◆ Required task 1: Please edit the rows from the first one through the line containing "shortcut-label: F1 [260, 54, 280, 73]", both ends included, so that "UI component" becomes "interface item", and return that part with nothing else changed.

◆ Text shown:
★ ★ ★ ★ ★ ★ ★

Verstappen calls Lambiase “my friend” as Red Bull locks in key lieutenant for 2026

Max Verstappen didn’t hide it in Abu Dhabi: this one means more than lap times and strategy sheets. After winning the finale but losing the 2025 title to Lando Norris by two points, the three-time champion spoke about Gianpiero Lambiase not as a voice on the radio, but as a friend. Now comes the news Red Bull fans wanted to hear — “GP” is staying put for 2026.

Lambiase, Verstappen’s race engineer since that whirlwind Red Bull debut in Spain 2016, will continue in an unchanged role next season, doubling as head of racing while remaining the man on the other end of car 33’s (and soon-to-be-numbered) radio. It shuts down weeks of paddock chatter that had him bound for a senior position at Aston Martin or shifting into a factory post for the new rules era.

If you watched the scenes on the pit wall in Yas Marina, you saw why the speculation took off. Lambiase, usually a model of clipped, unflustered comms, looked overcome after the flag. It wasn’t just the lost championship. It was the weight of a season that veered from relentless execution to a knife-edge finale, the end of a four-year title streak for Verstappen (2021–24), and perhaps the realization that the pair’s partnership — those brusque, brutally honest exchanges that only work when there’s absolute trust — had been through the wringer and back again.

Verstappen put it simply that night: Lambiase is “my friend,” and he’s “very proud to work with someone that good.” He didn’t elaborate on the tough moments, didn’t need to. Every engineer/driver pairing in F1 is a marriage of necessity. This one became a competitive advantage. Since they first won together at Barcelona in 2016, they’ve built the kind of shorthand that saves seconds and wins Sundays.

★ ★ ★ ★ ★ ★ ★

◆ Raw records:
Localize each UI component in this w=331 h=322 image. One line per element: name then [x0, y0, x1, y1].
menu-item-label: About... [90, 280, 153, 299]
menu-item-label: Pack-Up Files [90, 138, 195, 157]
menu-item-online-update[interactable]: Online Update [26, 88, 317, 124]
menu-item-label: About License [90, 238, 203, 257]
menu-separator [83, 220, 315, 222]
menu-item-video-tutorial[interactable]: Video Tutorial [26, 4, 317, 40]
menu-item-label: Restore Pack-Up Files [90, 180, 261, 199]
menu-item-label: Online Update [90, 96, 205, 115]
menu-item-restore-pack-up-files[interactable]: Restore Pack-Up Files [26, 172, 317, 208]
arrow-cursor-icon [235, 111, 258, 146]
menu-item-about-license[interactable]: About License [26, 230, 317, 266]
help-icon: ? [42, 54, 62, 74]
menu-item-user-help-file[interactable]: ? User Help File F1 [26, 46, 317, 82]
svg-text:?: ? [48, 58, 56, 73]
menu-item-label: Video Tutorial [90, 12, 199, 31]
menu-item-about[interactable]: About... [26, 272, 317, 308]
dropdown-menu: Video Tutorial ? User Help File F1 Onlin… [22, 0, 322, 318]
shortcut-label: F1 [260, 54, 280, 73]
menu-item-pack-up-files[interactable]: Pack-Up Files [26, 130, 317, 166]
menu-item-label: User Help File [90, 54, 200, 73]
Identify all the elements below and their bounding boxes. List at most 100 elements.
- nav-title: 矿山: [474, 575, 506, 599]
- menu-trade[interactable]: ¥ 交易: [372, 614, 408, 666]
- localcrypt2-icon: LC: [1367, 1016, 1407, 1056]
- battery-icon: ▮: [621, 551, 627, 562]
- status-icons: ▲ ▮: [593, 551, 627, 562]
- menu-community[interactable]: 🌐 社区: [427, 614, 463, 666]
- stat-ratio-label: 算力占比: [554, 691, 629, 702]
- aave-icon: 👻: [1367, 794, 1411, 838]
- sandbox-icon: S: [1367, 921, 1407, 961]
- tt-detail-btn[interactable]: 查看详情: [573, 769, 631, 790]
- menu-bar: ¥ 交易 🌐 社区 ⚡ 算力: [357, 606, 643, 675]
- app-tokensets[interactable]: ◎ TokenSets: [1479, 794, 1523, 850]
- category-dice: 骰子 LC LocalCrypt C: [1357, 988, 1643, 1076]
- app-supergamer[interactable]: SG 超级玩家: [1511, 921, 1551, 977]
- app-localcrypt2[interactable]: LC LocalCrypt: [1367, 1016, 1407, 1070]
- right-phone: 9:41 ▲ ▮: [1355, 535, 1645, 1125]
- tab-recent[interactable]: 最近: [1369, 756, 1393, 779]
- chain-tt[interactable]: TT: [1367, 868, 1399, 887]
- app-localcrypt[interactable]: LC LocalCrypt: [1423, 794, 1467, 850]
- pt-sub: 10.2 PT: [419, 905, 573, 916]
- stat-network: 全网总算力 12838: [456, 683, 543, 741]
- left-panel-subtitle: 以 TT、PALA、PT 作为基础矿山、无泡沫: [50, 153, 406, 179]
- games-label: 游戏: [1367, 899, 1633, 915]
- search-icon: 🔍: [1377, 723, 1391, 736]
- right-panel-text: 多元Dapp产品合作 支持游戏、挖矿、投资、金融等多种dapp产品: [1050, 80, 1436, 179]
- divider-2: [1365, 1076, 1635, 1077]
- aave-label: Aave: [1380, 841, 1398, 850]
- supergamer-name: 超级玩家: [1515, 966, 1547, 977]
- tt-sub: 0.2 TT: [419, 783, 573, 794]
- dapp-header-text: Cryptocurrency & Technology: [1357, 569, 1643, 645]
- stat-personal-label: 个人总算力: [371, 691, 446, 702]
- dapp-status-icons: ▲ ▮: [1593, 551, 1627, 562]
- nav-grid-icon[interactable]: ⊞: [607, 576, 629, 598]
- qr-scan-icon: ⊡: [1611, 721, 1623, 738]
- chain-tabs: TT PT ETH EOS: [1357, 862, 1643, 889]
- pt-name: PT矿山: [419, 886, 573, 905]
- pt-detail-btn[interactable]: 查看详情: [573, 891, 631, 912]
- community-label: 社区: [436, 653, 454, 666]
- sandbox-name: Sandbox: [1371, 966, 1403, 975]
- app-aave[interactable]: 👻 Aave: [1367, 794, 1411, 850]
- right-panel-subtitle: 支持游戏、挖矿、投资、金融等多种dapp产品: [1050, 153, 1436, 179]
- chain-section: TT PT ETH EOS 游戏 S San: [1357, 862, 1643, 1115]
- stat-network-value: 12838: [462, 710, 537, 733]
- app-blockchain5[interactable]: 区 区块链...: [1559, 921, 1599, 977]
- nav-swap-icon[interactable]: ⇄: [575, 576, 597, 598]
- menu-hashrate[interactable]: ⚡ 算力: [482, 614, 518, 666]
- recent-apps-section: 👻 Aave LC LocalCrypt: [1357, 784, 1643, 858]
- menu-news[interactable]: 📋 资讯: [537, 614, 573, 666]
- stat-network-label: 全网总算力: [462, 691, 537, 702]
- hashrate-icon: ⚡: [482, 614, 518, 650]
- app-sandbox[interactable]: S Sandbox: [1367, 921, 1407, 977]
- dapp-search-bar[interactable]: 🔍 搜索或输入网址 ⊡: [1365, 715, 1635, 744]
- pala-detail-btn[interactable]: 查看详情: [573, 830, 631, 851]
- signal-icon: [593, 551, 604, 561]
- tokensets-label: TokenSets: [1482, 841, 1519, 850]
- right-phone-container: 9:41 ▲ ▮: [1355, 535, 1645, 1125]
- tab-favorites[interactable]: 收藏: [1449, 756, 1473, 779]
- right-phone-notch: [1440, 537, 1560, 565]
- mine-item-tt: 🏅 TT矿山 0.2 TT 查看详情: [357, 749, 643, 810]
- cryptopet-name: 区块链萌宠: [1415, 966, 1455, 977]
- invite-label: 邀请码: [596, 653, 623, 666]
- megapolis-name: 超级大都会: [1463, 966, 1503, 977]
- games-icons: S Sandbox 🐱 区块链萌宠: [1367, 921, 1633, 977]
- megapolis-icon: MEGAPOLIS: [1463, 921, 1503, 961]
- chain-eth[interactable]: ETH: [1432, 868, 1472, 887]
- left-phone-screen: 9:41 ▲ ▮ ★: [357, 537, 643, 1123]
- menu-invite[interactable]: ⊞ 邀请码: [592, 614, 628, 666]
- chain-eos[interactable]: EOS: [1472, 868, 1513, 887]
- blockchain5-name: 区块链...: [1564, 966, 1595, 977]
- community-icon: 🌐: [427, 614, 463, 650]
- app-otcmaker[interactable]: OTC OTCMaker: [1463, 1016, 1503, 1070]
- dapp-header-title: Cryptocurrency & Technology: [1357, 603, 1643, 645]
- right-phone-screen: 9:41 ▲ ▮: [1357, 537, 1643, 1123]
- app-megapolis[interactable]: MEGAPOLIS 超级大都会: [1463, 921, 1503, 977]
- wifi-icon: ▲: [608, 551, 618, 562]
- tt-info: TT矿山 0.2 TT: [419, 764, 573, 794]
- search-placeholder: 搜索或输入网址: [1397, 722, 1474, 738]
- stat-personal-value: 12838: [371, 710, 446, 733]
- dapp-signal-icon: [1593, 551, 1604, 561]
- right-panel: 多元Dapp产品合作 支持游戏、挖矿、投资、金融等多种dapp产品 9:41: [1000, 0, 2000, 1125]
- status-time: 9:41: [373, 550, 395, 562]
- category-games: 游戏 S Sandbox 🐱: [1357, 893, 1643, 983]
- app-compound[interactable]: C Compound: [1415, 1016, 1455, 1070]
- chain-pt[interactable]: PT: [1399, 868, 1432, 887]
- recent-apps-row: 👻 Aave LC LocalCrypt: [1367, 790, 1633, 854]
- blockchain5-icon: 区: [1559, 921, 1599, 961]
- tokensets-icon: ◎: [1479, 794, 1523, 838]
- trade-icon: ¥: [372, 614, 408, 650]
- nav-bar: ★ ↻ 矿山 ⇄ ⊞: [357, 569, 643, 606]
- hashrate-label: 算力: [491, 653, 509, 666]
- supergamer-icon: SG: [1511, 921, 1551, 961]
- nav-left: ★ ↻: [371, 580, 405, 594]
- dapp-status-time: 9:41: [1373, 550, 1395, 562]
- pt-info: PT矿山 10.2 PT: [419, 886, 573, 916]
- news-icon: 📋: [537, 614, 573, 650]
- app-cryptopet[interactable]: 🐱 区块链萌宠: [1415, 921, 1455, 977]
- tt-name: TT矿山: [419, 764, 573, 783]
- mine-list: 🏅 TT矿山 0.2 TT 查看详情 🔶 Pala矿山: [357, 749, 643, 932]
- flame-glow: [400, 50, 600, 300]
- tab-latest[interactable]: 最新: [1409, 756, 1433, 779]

★ ★ ★ ★ ★ ★ ★

◆ Required task 2:
Answer these from the Lambiase article:
(a) By how many points did Verstappen lose the 2025 title?
(b) Where did Verstappen and Lambiase first win together?
(c) Which team was Lambiase rumored to be joining in a senior position?

◆ Exercise answer 1:
Localize each interface item in this w=331 h=322 image. One line per element: name then [x0, y0, x1, y1].
menu-item-label: About... [90, 280, 153, 299]
menu-item-label: Pack-Up Files [90, 138, 195, 157]
menu-item-online-update[interactable]: Online Update [26, 88, 317, 124]
menu-item-label: About License [90, 238, 203, 257]
menu-separator [83, 220, 315, 222]
menu-item-video-tutorial[interactable]: Video Tutorial [26, 4, 317, 40]
menu-item-label: Restore Pack-Up Files [90, 180, 261, 199]
menu-item-label: Online Update [90, 96, 205, 115]
menu-item-restore-pack-up-files[interactable]: Restore Pack-Up Files [26, 172, 317, 208]
arrow-cursor-icon [235, 111, 258, 146]
menu-item-about-license[interactable]: About License [26, 230, 317, 266]
help-icon: ? [42, 54, 62, 74]
menu-item-user-help-file[interactable]: ? User Help File F1 [26, 46, 317, 82]
svg-text:?: ? [48, 58, 56, 73]
menu-item-label: Video Tutorial [90, 12, 199, 31]
menu-item-about[interactable]: About... [26, 272, 317, 308]
dropdown-menu: Video Tutorial ? User Help File F1 Onlin… [22, 0, 322, 318]
shortcut-label: F1 [260, 54, 280, 73]

◆ Exercise answer 2:
(a) Two points.
(b) Barcelona, in 2016.
(c) Aston Martin.